____ MATERIALS PROVIDED

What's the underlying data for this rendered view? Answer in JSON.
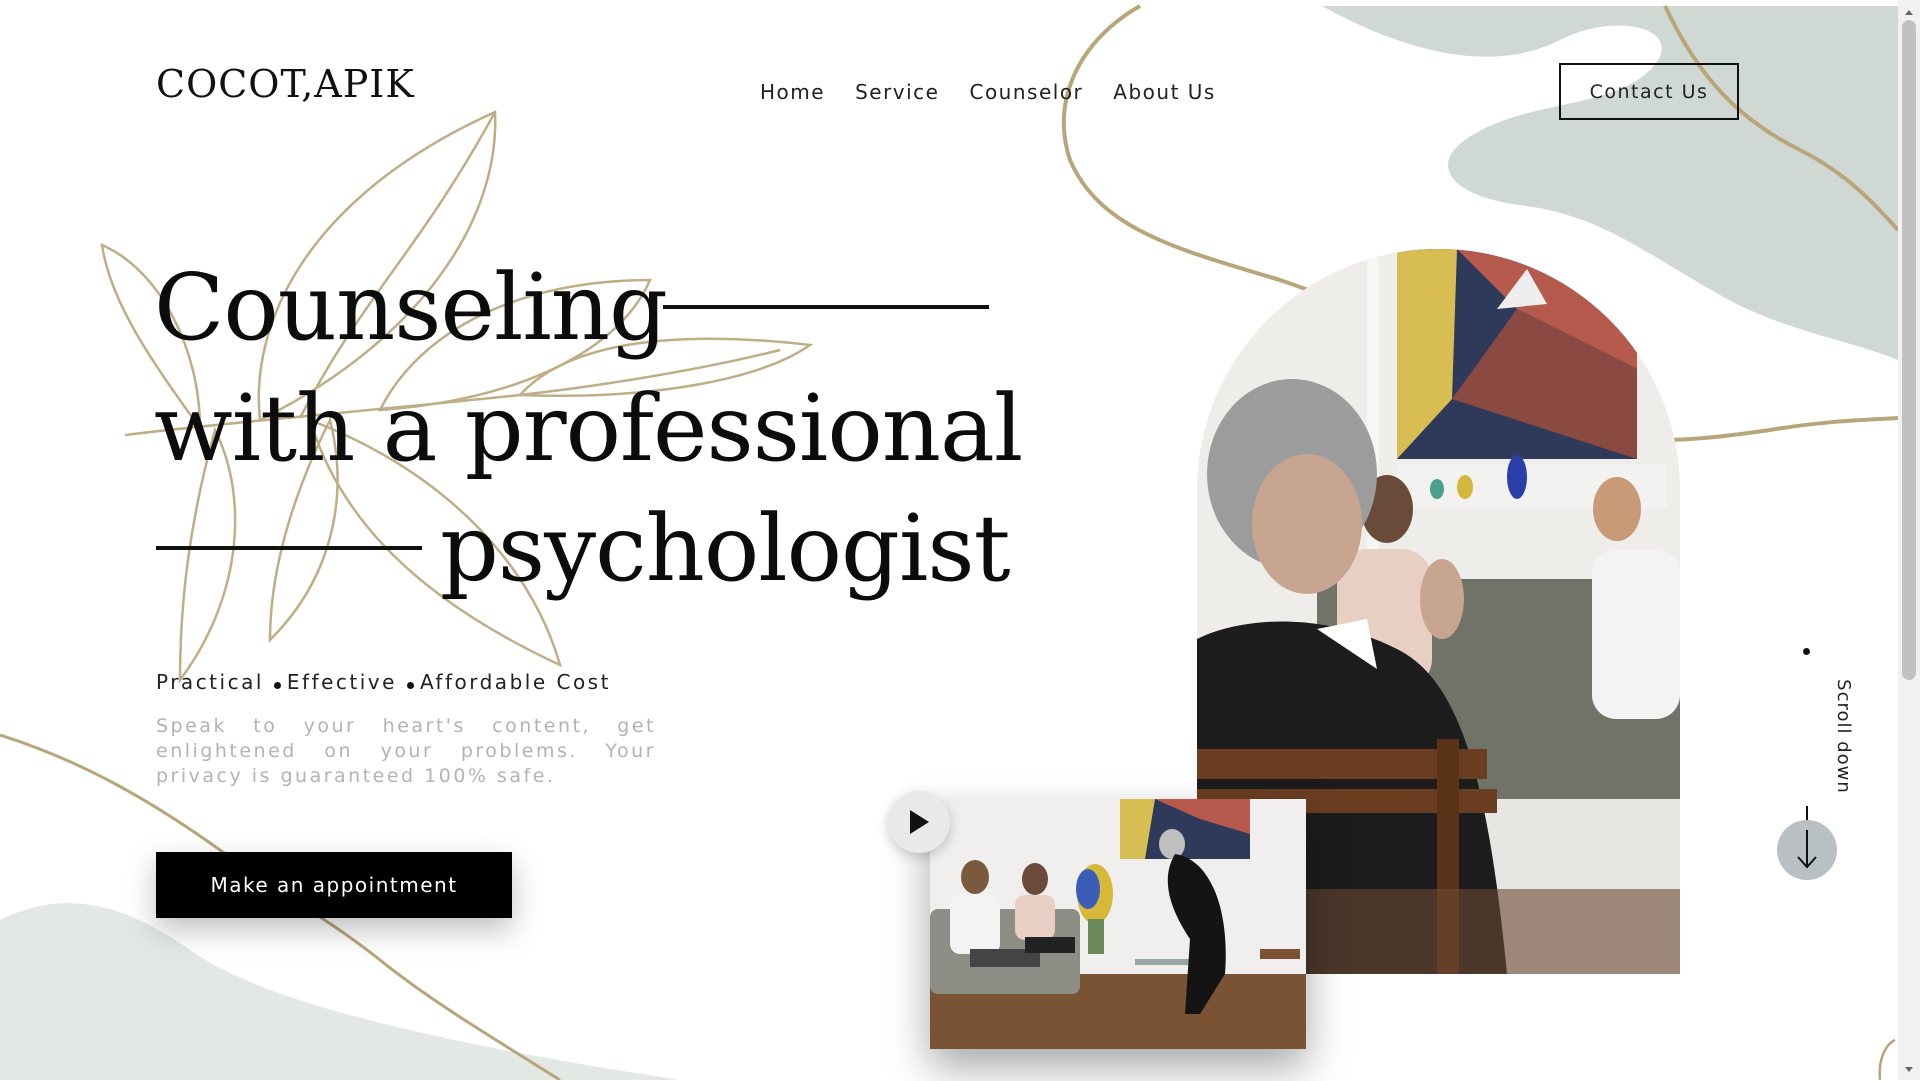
{
  "brand": {
    "logo": "COCOT,APIK"
  },
  "nav": {
    "items": [
      {
        "label": "Home"
      },
      {
        "label": "Service"
      },
      {
        "label": "Counselor"
      },
      {
        "label": "About Us"
      }
    ],
    "contact_label": "Contact Us"
  },
  "hero": {
    "line1": "Counseling",
    "line2": "with a professional",
    "line3": "psychologist",
    "tagline": {
      "item1": "Practical",
      "item2": "Effective",
      "item3": "Affordable Cost"
    },
    "description": "Speak to your heart's content, get enlightened on your problems. Your privacy is guaranteed 100% safe.",
    "cta_label": "Make an appointment"
  },
  "scroll": {
    "label": "Scroll down"
  },
  "colors": {
    "accent_gold": "#b9a57a",
    "sage": "#cfd8d2",
    "sage_light": "#e3e8e5",
    "black": "#000000",
    "scroll_circle": "#b8c0c3"
  },
  "icons": {
    "play": "play-icon",
    "arrow_down": "arrow-down-icon"
  }
}
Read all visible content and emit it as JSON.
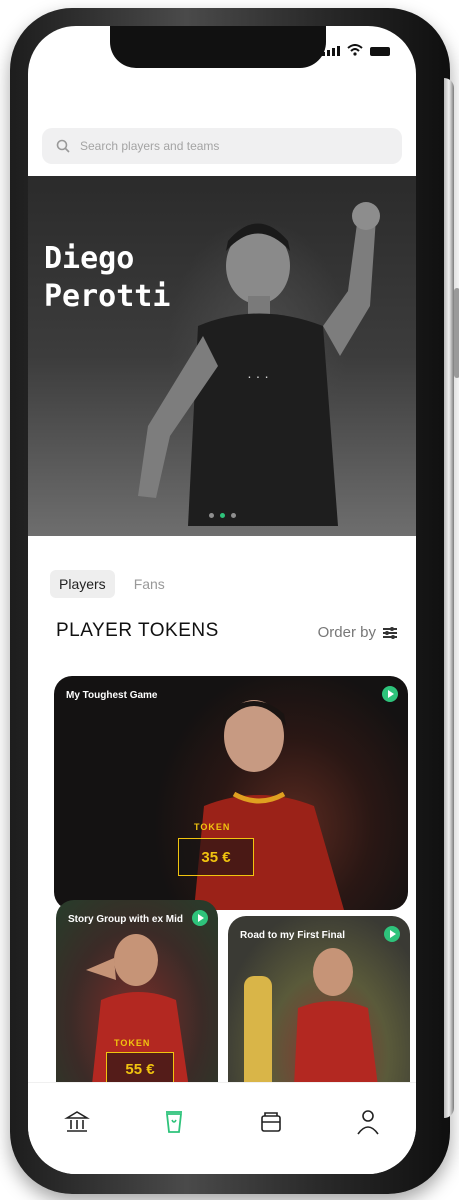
{
  "search": {
    "placeholder": "Search players and teams"
  },
  "hero": {
    "player_name": "Diego Perotti",
    "slide_count": 3,
    "active_slide": 1
  },
  "tabs": [
    {
      "label": "Players",
      "active": true
    },
    {
      "label": "Fans",
      "active": false
    }
  ],
  "section": {
    "title": "PLAYER TOKENS",
    "order_label": "Order by"
  },
  "cards": [
    {
      "title": "My Toughest Game",
      "token_label": "TOKEN",
      "price": "35 €",
      "icon": "play-icon"
    },
    {
      "title": "Story Group with ex Mid",
      "token_label": "TOKEN",
      "price": "55 €",
      "icon": "play-icon"
    },
    {
      "title": "Road to my First Final",
      "token_label": "",
      "price": "",
      "icon": "play-icon"
    }
  ],
  "nav": [
    {
      "name": "bank-icon",
      "active": false
    },
    {
      "name": "cup-icon",
      "active": true
    },
    {
      "name": "wallet-icon",
      "active": false
    },
    {
      "name": "profile-icon",
      "active": false
    }
  ],
  "colors": {
    "accent": "#2ec37b",
    "price": "#f1c40f"
  }
}
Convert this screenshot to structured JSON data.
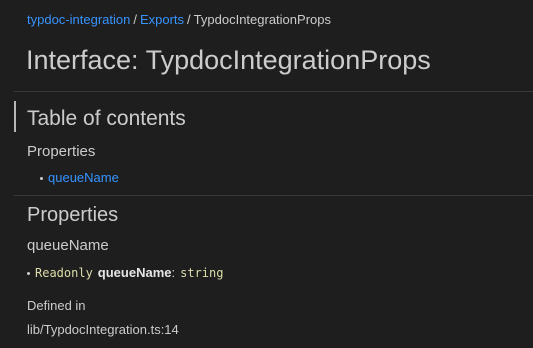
{
  "breadcrumb": {
    "items": [
      {
        "label": "typdoc-integration"
      },
      {
        "label": "Exports"
      }
    ],
    "separator": "/",
    "current": "TypdocIntegrationProps"
  },
  "page": {
    "title": "Interface: TypdocIntegrationProps"
  },
  "toc": {
    "title": "Table of contents",
    "group_title": "Properties",
    "items": [
      {
        "label": "queueName"
      }
    ]
  },
  "properties": {
    "section_title": "Properties",
    "member": {
      "name": "queueName",
      "signature": {
        "keyword": "Readonly",
        "name": "queueName",
        "colon": ":",
        "type": "string"
      },
      "defined_in_label": "Defined in",
      "defined_in_value": "lib/TypdocIntegration.ts:14"
    }
  },
  "colors": {
    "background": "#1e1e1e",
    "text": "#cccccc",
    "link": "#3794ff",
    "code": "#dcdcaa"
  }
}
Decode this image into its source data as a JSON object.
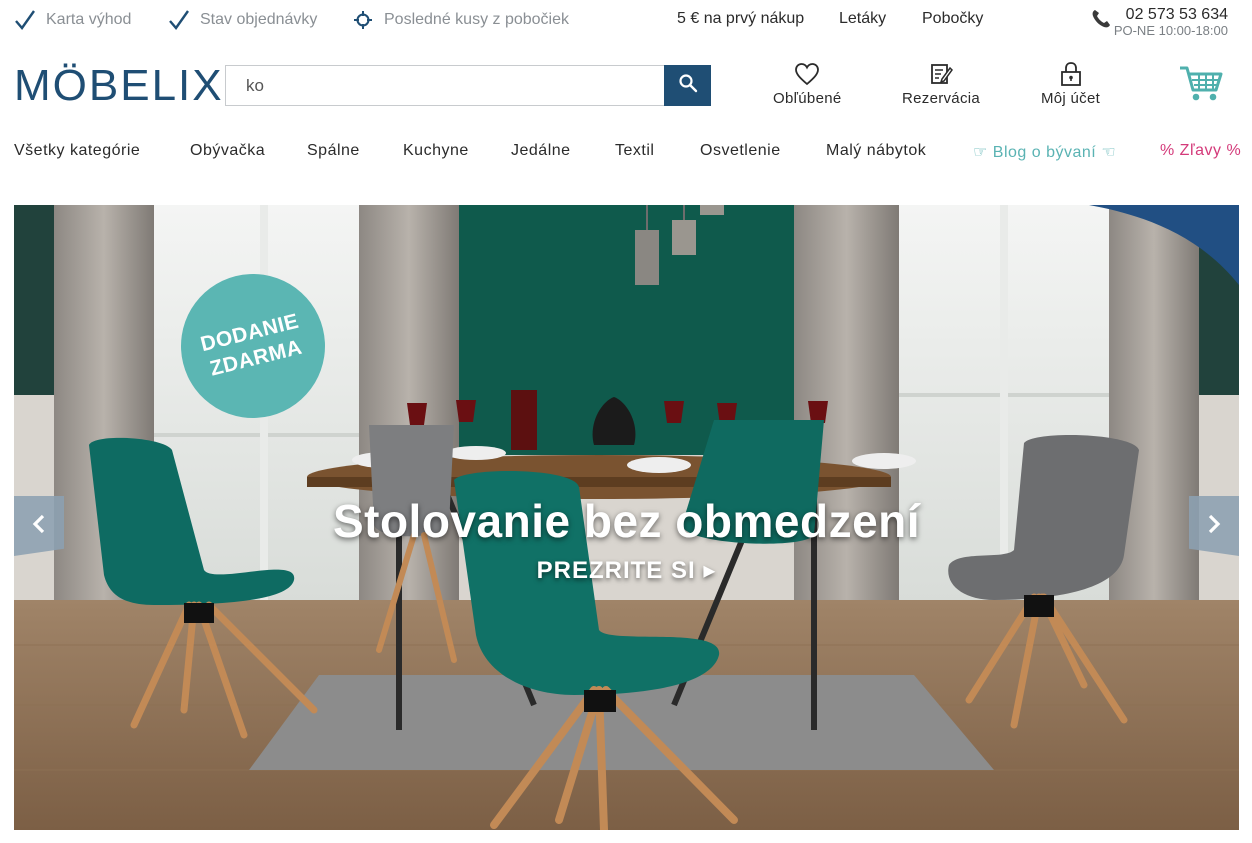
{
  "topbar": {
    "util": [
      {
        "label": "Karta výhod",
        "icon": "checkmark-icon"
      },
      {
        "label": "Stav objednávky",
        "icon": "checkmark-icon"
      },
      {
        "label": "Posledné kusy z pobočiek",
        "icon": "location-target-icon"
      }
    ],
    "links": [
      "5 € na prvý nákup",
      "Letáky",
      "Pobočky"
    ],
    "phone": {
      "number": "02 573 53 634",
      "hours": "PO-NE 10:00-18:00",
      "icon": "phone-icon"
    }
  },
  "header": {
    "logo": "MÖBELIX",
    "search": {
      "value": "ko",
      "icon": "search-icon"
    },
    "items": [
      {
        "label": "Obľúbené",
        "icon": "heart-icon"
      },
      {
        "label": "Rezervácia",
        "icon": "reservation-icon"
      },
      {
        "label": "Môj účet",
        "icon": "lock-icon"
      }
    ],
    "cart_icon": "cart-icon"
  },
  "nav": {
    "items": [
      "Všetky kategórie",
      "Obývačka",
      "Spálne",
      "Kuchyne",
      "Jedálne",
      "Textil",
      "Osvetlenie",
      "Malý nábytok"
    ],
    "blog": "☞ Blog o bývaní ☜",
    "sale": "% Zľavy %"
  },
  "hero": {
    "badge_line1": "DODANIE",
    "badge_line2": "ZDARMA",
    "headline": "Stolovanie bez obmedzení",
    "cta": "PREZRITE SI ▸"
  },
  "colors": {
    "brand": "#1f4e74",
    "teal": "#5bb6b3",
    "sale": "#d43a7a",
    "blog": "#5ab3b3"
  }
}
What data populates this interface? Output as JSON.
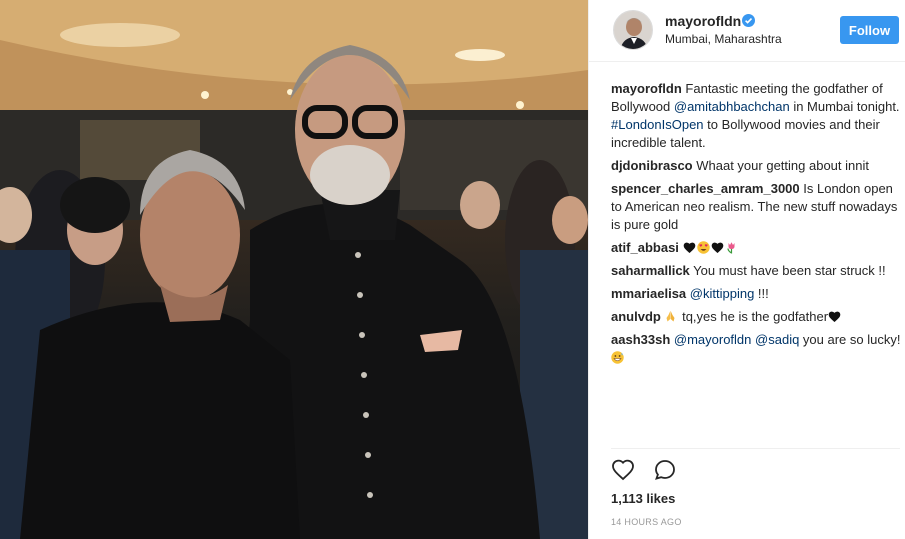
{
  "post": {
    "photo_icon": "photo-of-two-men-at-event",
    "header": {
      "username": "mayorofldn",
      "verified_icon": "verified-badge-icon",
      "location": "Mumbai, Maharashtra",
      "follow_label": "Follow"
    },
    "comments": [
      {
        "user": "mayorofldn",
        "parts": [
          {
            "t": "text",
            "v": "Fantastic meeting the godfather of Bollywood "
          },
          {
            "t": "link",
            "v": "@amitabhbachchan"
          },
          {
            "t": "text",
            "v": " in Mumbai tonight. "
          },
          {
            "t": "link",
            "v": "#LondonIsOpen"
          },
          {
            "t": "text",
            "v": " to Bollywood movies and their incredible talent."
          }
        ]
      },
      {
        "user": "djdonibrasco",
        "parts": [
          {
            "t": "text",
            "v": "Whaat your getting about innit"
          }
        ]
      },
      {
        "user": "spencer_charles_amram_3000",
        "parts": [
          {
            "t": "text",
            "v": "Is London open to American neo realism. The new stuff nowadays is pure gold"
          }
        ]
      },
      {
        "user": "atif_abbasi",
        "parts": [
          {
            "t": "emoji",
            "v": "black-heart-emoji"
          },
          {
            "t": "emoji",
            "v": "heart-eyes-emoji"
          },
          {
            "t": "emoji",
            "v": "black-heart-emoji"
          },
          {
            "t": "emoji",
            "v": "tulip-emoji"
          }
        ]
      },
      {
        "user": "saharmallick",
        "parts": [
          {
            "t": "text",
            "v": "You must have been star struck !!"
          }
        ]
      },
      {
        "user": "mmariaelisa",
        "parts": [
          {
            "t": "link",
            "v": "@kittipping"
          },
          {
            "t": "text",
            "v": " !!!"
          }
        ]
      },
      {
        "user": "anulvdp",
        "parts": [
          {
            "t": "emoji",
            "v": "folded-hands-emoji"
          },
          {
            "t": "text",
            "v": " tq,yes he is the godfather"
          },
          {
            "t": "emoji",
            "v": "black-heart-emoji"
          }
        ]
      },
      {
        "user": "aash33sh",
        "parts": [
          {
            "t": "link",
            "v": "@mayorofldn"
          },
          {
            "t": "text",
            "v": " "
          },
          {
            "t": "link",
            "v": "@sadiq"
          },
          {
            "t": "text",
            "v": " you are so lucky! "
          },
          {
            "t": "emoji",
            "v": "grinning-sweat-emoji"
          }
        ]
      }
    ],
    "actions": {
      "like_icon": "heart-outline-icon",
      "comment_icon": "comment-bubble-icon"
    },
    "likes": "1,113 likes",
    "timestamp": "14 HOURS AGO"
  },
  "colors": {
    "accent": "#3897f0",
    "link": "#003569",
    "muted": "#999999"
  }
}
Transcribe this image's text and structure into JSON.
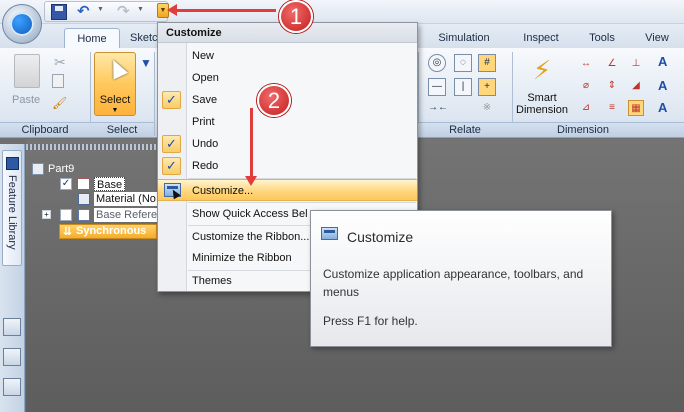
{
  "quick_access": {
    "toolbar_label": "Quick Access Toolbar"
  },
  "tabs": [
    {
      "label": "Home"
    },
    {
      "label": "Sketch"
    },
    {
      "label": "Simulation"
    },
    {
      "label": "Inspect"
    },
    {
      "label": "Tools"
    },
    {
      "label": "View"
    }
  ],
  "ribbon": {
    "clipboard": {
      "group_label": "Clipboard",
      "paste_label": "Paste"
    },
    "select": {
      "group_label": "Select",
      "tool_label": "Select"
    },
    "relate": {
      "group_label": "Relate"
    },
    "dimension": {
      "group_label": "Dimension",
      "smart_label_1": "Smart",
      "smart_label_2": "Dimension"
    }
  },
  "left_strip": {
    "feature_library_label": "Feature Library"
  },
  "tree": {
    "part": "Part9",
    "base": "Base",
    "material": "Material (No",
    "base_reference": "Base Refere",
    "synchronous": "Synchronous"
  },
  "menu": {
    "header": "Customize",
    "items": [
      {
        "label": "New",
        "checked": false
      },
      {
        "label": "Open",
        "checked": false
      },
      {
        "label": "Save",
        "checked": true
      },
      {
        "label": "Print",
        "checked": false
      },
      {
        "label": "Undo",
        "checked": true
      },
      {
        "label": "Redo",
        "checked": true
      },
      {
        "label": "Customize...",
        "checked": false
      },
      {
        "label": "Show Quick Access Bel",
        "checked": false
      },
      {
        "label": "Customize the Ribbon...",
        "checked": false
      },
      {
        "label": "Minimize the Ribbon",
        "checked": false
      },
      {
        "label": "Themes",
        "checked": false
      }
    ]
  },
  "tooltip": {
    "title": "Customize",
    "description": "Customize application appearance, toolbars, and menus",
    "help": "Press F1 for help."
  },
  "callouts": {
    "one": "1",
    "two": "2"
  },
  "colors": {
    "accent_orange": "#f6ad2a",
    "callout_red": "#c41f1f",
    "ribbon_blue": "#dde6f1"
  }
}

________

Pull every line containing the word "Base" out of the entries above.

    "base": "Base",
    "base_reference": "Base Refere",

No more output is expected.